**Your objective:**
Reproduce all of the material word for word.

— Begin —

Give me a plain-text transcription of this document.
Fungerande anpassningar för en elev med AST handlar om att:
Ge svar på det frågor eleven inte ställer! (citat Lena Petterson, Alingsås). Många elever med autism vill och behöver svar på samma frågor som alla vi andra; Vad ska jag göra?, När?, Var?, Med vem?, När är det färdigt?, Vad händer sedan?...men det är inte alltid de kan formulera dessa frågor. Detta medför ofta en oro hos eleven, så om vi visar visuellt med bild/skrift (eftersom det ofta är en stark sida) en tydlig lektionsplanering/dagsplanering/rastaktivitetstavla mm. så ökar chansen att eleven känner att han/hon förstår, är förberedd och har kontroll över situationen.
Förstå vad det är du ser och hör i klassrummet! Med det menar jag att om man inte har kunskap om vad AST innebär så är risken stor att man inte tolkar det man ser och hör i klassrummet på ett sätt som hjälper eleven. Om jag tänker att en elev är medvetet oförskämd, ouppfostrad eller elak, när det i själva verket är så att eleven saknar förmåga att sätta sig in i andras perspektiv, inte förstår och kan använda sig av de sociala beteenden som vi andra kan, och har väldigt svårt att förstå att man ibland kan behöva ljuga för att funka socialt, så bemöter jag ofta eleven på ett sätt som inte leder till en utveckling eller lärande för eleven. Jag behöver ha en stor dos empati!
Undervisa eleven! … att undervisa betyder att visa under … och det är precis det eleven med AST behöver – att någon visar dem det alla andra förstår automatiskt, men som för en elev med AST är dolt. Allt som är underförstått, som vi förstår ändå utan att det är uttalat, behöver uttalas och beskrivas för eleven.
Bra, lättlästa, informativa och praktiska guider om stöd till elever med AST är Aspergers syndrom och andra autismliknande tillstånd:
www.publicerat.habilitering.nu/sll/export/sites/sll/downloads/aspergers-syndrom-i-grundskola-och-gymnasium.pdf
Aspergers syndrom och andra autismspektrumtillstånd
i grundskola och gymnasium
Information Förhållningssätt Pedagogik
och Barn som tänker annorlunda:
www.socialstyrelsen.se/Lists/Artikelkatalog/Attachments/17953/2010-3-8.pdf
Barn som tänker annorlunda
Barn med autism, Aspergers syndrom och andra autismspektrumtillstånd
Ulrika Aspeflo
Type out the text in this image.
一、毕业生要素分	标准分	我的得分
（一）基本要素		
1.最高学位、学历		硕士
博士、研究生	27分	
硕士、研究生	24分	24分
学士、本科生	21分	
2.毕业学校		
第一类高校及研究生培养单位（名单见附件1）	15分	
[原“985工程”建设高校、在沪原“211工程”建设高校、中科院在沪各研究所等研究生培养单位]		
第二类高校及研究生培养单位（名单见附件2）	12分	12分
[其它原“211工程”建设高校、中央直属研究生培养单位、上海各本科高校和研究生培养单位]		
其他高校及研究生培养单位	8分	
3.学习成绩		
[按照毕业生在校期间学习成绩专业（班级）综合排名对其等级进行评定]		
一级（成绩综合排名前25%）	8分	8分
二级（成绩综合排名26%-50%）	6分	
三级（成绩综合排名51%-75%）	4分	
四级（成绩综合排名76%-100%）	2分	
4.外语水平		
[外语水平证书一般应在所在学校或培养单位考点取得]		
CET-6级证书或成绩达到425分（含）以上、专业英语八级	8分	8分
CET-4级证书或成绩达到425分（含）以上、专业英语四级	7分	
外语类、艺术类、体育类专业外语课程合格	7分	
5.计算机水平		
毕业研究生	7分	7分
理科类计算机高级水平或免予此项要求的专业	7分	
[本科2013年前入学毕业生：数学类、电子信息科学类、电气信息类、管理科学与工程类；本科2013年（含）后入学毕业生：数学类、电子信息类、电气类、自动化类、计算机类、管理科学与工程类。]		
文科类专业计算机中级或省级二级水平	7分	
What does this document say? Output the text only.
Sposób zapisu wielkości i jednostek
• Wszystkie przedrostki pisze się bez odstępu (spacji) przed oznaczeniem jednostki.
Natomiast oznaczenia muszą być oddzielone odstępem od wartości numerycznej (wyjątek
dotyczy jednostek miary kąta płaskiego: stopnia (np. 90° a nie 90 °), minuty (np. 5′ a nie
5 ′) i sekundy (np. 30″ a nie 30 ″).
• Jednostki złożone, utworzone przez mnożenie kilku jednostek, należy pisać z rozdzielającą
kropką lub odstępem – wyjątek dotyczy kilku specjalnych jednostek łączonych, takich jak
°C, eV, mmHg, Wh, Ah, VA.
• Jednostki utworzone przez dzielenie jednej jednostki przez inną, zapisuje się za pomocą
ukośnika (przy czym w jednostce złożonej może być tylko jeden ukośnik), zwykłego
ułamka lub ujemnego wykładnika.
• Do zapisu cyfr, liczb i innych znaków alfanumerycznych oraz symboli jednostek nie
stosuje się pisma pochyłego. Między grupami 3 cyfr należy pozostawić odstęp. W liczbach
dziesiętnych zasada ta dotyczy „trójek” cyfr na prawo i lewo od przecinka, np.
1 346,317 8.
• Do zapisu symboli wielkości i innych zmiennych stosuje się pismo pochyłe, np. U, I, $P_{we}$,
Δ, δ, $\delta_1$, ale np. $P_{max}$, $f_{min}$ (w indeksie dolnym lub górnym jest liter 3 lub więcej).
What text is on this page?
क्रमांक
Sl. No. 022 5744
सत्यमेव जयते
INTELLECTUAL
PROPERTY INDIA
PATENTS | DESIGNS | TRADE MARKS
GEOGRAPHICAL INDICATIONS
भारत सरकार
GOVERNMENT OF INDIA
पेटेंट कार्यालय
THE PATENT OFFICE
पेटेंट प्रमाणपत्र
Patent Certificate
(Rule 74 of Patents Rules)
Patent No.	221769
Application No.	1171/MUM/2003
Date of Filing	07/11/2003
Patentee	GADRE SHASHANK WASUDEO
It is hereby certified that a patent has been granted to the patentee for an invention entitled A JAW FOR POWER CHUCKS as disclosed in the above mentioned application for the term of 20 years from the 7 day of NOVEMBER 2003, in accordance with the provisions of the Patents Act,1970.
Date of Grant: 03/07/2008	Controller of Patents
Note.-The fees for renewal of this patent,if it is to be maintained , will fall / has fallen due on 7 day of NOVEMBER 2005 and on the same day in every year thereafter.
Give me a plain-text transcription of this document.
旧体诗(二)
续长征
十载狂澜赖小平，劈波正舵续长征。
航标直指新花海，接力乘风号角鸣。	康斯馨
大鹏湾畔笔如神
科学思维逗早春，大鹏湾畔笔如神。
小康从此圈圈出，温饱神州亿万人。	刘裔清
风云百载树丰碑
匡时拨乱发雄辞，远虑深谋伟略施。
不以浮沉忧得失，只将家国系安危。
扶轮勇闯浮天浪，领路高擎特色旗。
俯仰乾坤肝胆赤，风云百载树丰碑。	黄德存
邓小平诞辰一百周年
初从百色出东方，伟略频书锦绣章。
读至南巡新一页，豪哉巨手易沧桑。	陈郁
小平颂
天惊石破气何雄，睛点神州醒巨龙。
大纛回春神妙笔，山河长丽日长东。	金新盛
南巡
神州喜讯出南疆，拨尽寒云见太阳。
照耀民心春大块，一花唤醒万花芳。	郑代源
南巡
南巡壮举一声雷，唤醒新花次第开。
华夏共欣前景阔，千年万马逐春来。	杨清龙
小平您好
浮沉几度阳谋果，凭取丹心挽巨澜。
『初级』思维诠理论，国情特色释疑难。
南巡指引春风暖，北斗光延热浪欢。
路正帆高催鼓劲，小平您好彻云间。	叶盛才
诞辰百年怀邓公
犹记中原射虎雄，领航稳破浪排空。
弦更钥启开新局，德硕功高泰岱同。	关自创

— End —

**Response for this exercise:**
Give me a plain-text transcription of this document.
Fungerande anpassningar för en elev med AST handlar om att:
Ge svar på det frågor eleven inte ställer! (citat Lena Petterson, Alingsås). Många elever med autism vill och behöver svar på samma frågor som alla vi andra; Vad ska jag göra?, När?, Var?, Med vem?, När är det färdigt?, Vad händer sedan?...men det är inte alltid de kan formulera dessa frågor. Detta medför ofta en oro hos eleven, så om vi visar visuellt med bild/skrift (eftersom det ofta är en stark sida) en tydlig lektionsplanering/dagsplanering/rastaktivitetstavla mm. så ökar chansen att eleven känner att han/hon förstår, är förberedd och har kontroll över situationen.
Förstå vad det är du ser och hör i klassrummet! Med det menar jag att om man inte har kunskap om vad AST innebär så är risken stor att man inte tolkar det man ser och hör i klassrummet på ett sätt som hjälper eleven. Om jag tänker att en elev är medvetet oförskämd, ouppfostrad eller elak, när det i själva verket är så att eleven saknar förmåga att sätta sig in i andras perspektiv, inte förstår och kan använda sig av de sociala beteenden som vi andra kan, och har väldigt svårt att förstå att man ibland kan behöva ljuga för att funka socialt, så bemöter jag ofta eleven på ett sätt som inte leder till en utveckling eller lärande för eleven. Jag behöver ha en stor dos empati!
Undervisa eleven! … att undervisa betyder att visa under … och det är precis det eleven med AST behöver – att någon visar dem det alla andra förstår automatiskt, men som för en elev med AST är dolt. Allt som är underförstått, som vi förstår ändå utan att det är uttalat, behöver uttalas och beskrivas för eleven.
Bra, lättlästa, informativa och praktiska guider om stöd till elever med AST är Aspergers syndrom och andra autismliknande tillstånd:
www.publicerat.habilitering.nu/sll/export/sites/sll/downloads/aspergers-syndrom-i-grundskola-och-gymnasium.pdf
Aspergers syndrom och andra autismspektrumtillstånd
i grundskola och gymnasium
Information Förhållningssätt Pedagogik
och Barn som tänker annorlunda:
www.socialstyrelsen.se/Lists/Artikelkatalog/Attachments/17953/2010-3-8.pdf
Barn som tänker annorlunda
Barn med autism, Aspergers syndrom och andra autismspektrumtillstånd
Ulrika Aspeflo
Type out the text in this image.
一、毕业生要素分	标准分	我的得分
（一）基本要素		
1.最高学位、学历		硕士
博士、研究生	27分	
硕士、研究生	24分	24分
学士、本科生	21分	
2.毕业学校		
第一类高校及研究生培养单位（名单见附件1）	15分	
[原“985工程”建设高校、在沪原“211工程”建设高校、中科院在沪各研究所等研究生培养单位]		
第二类高校及研究生培养单位（名单见附件2）	12分	12分
[其它原“211工程”建设高校、中央直属研究生培养单位、上海各本科高校和研究生培养单位]		
其他高校及研究生培养单位	8分	
3.学习成绩		
[按照毕业生在校期间学习成绩专业（班级）综合排名对其等级进行评定]		
一级（成绩综合排名前25%）	8分	8分
二级（成绩综合排名26%-50%）	6分	
三级（成绩综合排名51%-75%）	4分	
四级（成绩综合排名76%-100%）	2分	
4.外语水平		
[外语水平证书一般应在所在学校或培养单位考点取得]		
CET-6级证书或成绩达到425分（含）以上、专业英语八级	8分	8分
CET-4级证书或成绩达到425分（含）以上、专业英语四级	7分	
外语类、艺术类、体育类专业外语课程合格	7分	
5.计算机水平		
毕业研究生	7分	7分
理科类计算机高级水平或免予此项要求的专业	7分	
[本科2013年前入学毕业生：数学类、电子信息科学类、电气信息类、管理科学与工程类；本科2013年（含）后入学毕业生：数学类、电子信息类、电气类、自动化类、计算机类、管理科学与工程类。]		
文科类专业计算机中级或省级二级水平	7分	
What does this document say? Output the text only.
Sposób zapisu wielkości i jednostek
• Wszystkie przedrostki pisze się bez odstępu (spacji) przed oznaczeniem jednostki.
Natomiast oznaczenia muszą być oddzielone odstępem od wartości numerycznej (wyjątek
dotyczy jednostek miary kąta płaskiego: stopnia (np. 90° a nie 90 °), minuty (np. 5′ a nie
5 ′) i sekundy (np. 30″ a nie 30 ″).
• Jednostki złożone, utworzone przez mnożenie kilku jednostek, należy pisać z rozdzielającą
kropką lub odstępem – wyjątek dotyczy kilku specjalnych jednostek łączonych, takich jak
°C, eV, mmHg, Wh, Ah, VA.
• Jednostki utworzone przez dzielenie jednej jednostki przez inną, zapisuje się za pomocą
ukośnika (przy czym w jednostce złożonej może być tylko jeden ukośnik), zwykłego
ułamka lub ujemnego wykładnika.
• Do zapisu cyfr, liczb i innych znaków alfanumerycznych oraz symboli jednostek nie
stosuje się pisma pochyłego. Między grupami 3 cyfr należy pozostawić odstęp. W liczbach
dziesiętnych zasada ta dotyczy „trójek” cyfr na prawo i lewo od przecinka, np.
1 346,317 8.
• Do zapisu symboli wielkości i innych zmiennych stosuje się pismo pochyłe, np. U, I, $P_{we}$,
Δ, δ, $\delta_1$, ale np. $P_{max}$, $f_{min}$ (w indeksie dolnym lub górnym jest liter 3 lub więcej).
What text is on this page?
क्रमांक
Sl. No. 022 5744
सत्यमेव जयते
INTELLECTUAL
PROPERTY INDIA
PATENTS | DESIGNS | TRADE MARKS
GEOGRAPHICAL INDICATIONS
भारत सरकार
GOVERNMENT OF INDIA
पेटेंट कार्यालय
THE PATENT OFFICE
पेटेंट प्रमाणपत्र
Patent Certificate
(Rule 74 of Patents Rules)
Patent No.	221769
Application No.	1171/MUM/2003
Date of Filing	07/11/2003
Patentee	GADRE SHASHANK WASUDEO
It is hereby certified that a patent has been granted to the patentee for an invention entitled A JAW FOR POWER CHUCKS as disclosed in the above mentioned application for the term of 20 years from the 7 day of NOVEMBER 2003, in accordance with the provisions of the Patents Act,1970.
Date of Grant: 03/07/2008	Controller of Patents
Note.-The fees for renewal of this patent,if it is to be maintained , will fall / has fallen due on 7 day of NOVEMBER 2005 and on the same day in every year thereafter.
Give me a plain-text transcription of this document.
旧体诗(二)
续长征
十载狂澜赖小平，劈波正舵续长征。
航标直指新花海，接力乘风号角鸣。	康斯馨
大鹏湾畔笔如神
科学思维逗早春，大鹏湾畔笔如神。
小康从此圈圈出，温饱神州亿万人。	刘裔清
风云百载树丰碑
匡时拨乱发雄辞，远虑深谋伟略施。
不以浮沉忧得失，只将家国系安危。
扶轮勇闯浮天浪，领路高擎特色旗。
俯仰乾坤肝胆赤，风云百载树丰碑。	黄德存
邓小平诞辰一百周年
初从百色出东方，伟略频书锦绣章。
读至南巡新一页，豪哉巨手易沧桑。	陈郁
小平颂
天惊石破气何雄，睛点神州醒巨龙。
大纛回春神妙笔，山河长丽日长东。	金新盛
南巡
神州喜讯出南疆，拨尽寒云见太阳。
照耀民心春大块，一花唤醒万花芳。	郑代源
南巡
南巡壮举一声雷，唤醒新花次第开。
华夏共欣前景阔，千年万马逐春来。	杨清龙
小平您好
浮沉几度阳谋果，凭取丹心挽巨澜。
『初级』思维诠理论，国情特色释疑难。
南巡指引春风暖，北斗光延热浪欢。
路正帆高催鼓劲，小平您好彻云间。	叶盛才
诞辰百年怀邓公
犹记中原射虎雄，领航稳破浪排空。
弦更钥启开新局，德硕功高泰岱同。	关自创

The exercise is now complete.